▶ **PROVIDED ENTRIES**
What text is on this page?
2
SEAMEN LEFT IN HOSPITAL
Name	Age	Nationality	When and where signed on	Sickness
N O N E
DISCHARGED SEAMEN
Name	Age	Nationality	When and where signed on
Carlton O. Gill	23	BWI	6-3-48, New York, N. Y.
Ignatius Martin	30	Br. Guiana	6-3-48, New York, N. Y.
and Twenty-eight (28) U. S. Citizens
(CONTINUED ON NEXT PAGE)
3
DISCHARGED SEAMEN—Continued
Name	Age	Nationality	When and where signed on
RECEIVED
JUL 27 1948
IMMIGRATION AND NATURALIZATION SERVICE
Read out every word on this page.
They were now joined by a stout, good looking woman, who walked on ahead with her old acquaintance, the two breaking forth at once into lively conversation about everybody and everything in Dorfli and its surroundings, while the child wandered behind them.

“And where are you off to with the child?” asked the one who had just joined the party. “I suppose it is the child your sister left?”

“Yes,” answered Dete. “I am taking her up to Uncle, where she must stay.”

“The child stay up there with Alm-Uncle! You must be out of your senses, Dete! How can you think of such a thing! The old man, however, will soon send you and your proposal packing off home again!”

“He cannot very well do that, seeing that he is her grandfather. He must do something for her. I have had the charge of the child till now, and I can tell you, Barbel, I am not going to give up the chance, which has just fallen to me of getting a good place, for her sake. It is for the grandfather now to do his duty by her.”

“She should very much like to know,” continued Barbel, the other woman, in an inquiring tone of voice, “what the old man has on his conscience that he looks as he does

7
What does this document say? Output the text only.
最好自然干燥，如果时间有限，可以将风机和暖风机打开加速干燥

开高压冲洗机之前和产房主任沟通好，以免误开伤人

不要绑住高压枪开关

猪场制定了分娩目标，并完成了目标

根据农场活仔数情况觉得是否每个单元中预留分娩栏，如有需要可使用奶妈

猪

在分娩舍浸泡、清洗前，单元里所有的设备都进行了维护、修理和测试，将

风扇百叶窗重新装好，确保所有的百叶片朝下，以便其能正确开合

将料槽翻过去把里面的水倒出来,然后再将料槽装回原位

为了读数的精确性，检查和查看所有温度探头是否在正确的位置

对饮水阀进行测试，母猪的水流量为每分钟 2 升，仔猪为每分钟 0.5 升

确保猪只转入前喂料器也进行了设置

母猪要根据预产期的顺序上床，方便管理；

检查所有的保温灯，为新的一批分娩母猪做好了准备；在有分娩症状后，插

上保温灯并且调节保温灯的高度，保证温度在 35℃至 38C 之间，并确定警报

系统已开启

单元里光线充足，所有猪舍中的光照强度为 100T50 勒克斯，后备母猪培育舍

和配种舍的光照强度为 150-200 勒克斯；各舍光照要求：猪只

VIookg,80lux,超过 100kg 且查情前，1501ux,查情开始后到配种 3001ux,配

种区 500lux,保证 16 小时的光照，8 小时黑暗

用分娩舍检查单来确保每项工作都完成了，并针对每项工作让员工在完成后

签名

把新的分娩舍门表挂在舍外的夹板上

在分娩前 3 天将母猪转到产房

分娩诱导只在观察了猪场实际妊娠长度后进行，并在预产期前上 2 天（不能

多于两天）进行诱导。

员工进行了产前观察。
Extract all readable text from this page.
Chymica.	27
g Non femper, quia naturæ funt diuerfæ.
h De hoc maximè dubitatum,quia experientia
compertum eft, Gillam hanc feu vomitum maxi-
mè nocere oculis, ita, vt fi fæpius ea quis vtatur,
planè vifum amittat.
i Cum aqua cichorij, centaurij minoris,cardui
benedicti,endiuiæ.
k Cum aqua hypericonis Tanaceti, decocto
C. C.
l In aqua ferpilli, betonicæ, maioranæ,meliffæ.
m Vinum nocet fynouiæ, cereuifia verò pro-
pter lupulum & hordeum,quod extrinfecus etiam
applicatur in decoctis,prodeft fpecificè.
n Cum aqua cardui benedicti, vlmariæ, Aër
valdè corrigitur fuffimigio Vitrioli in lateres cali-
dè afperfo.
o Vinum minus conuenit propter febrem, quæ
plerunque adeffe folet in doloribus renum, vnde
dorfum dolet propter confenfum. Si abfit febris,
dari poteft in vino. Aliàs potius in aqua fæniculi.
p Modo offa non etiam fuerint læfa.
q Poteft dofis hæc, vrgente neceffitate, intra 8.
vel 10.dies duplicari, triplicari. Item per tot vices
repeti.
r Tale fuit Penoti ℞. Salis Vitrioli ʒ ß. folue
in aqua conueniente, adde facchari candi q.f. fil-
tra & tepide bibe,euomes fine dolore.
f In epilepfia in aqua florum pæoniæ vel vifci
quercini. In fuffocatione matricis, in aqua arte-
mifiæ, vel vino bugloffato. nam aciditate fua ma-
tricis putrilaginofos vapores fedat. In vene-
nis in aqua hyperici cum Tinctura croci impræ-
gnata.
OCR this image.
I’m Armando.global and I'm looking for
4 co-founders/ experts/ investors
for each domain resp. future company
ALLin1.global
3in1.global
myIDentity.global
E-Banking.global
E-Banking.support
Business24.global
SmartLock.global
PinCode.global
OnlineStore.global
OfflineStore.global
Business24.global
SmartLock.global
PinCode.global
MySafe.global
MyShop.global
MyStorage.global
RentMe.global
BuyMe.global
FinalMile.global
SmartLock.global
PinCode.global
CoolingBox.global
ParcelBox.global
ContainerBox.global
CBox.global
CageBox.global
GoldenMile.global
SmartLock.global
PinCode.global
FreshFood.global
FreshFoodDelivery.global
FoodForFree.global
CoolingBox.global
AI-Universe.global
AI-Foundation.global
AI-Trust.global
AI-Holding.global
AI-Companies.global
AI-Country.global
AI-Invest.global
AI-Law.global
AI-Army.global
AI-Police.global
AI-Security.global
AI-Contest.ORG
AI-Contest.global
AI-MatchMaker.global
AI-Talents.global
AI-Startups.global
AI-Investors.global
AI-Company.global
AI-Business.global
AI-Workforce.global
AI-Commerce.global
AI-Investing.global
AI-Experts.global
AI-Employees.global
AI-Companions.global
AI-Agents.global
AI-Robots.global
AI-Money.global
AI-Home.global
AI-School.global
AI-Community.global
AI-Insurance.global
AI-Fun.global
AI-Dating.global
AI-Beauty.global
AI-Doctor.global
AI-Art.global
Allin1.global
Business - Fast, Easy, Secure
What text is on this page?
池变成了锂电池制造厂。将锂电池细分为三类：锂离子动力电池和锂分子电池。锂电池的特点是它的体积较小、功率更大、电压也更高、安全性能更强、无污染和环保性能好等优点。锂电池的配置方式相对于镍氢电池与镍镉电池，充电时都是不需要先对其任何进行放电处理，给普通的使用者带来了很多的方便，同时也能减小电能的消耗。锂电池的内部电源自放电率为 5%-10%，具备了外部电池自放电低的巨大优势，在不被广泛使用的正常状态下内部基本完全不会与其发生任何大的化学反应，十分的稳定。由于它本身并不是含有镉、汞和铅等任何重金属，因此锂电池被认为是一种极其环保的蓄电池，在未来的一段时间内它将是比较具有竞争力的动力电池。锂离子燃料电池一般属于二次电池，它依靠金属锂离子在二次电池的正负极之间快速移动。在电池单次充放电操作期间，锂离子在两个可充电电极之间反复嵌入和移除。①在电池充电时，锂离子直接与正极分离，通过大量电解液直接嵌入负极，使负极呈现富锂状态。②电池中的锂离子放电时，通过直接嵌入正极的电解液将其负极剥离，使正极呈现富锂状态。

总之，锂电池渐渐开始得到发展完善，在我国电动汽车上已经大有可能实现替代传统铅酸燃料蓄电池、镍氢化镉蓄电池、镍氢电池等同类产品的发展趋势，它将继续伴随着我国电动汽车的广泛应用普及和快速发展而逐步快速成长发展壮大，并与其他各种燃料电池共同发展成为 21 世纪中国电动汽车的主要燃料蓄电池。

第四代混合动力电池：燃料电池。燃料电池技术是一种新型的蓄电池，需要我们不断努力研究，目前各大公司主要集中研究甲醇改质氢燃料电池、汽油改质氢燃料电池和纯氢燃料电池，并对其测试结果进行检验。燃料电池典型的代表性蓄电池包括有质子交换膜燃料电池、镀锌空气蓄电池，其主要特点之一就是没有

▶ **WHAT NEEDS TO BE DONE**
Check each line of the records above for the string "does", and report every line that has it.

▶ **FINAL RESULT**
“She should very much like to know,” continued Barbel, the other woman, in an inquiring tone of voice, “what the old man has on his conscience that he looks as he does
What does this document say? Output the text only.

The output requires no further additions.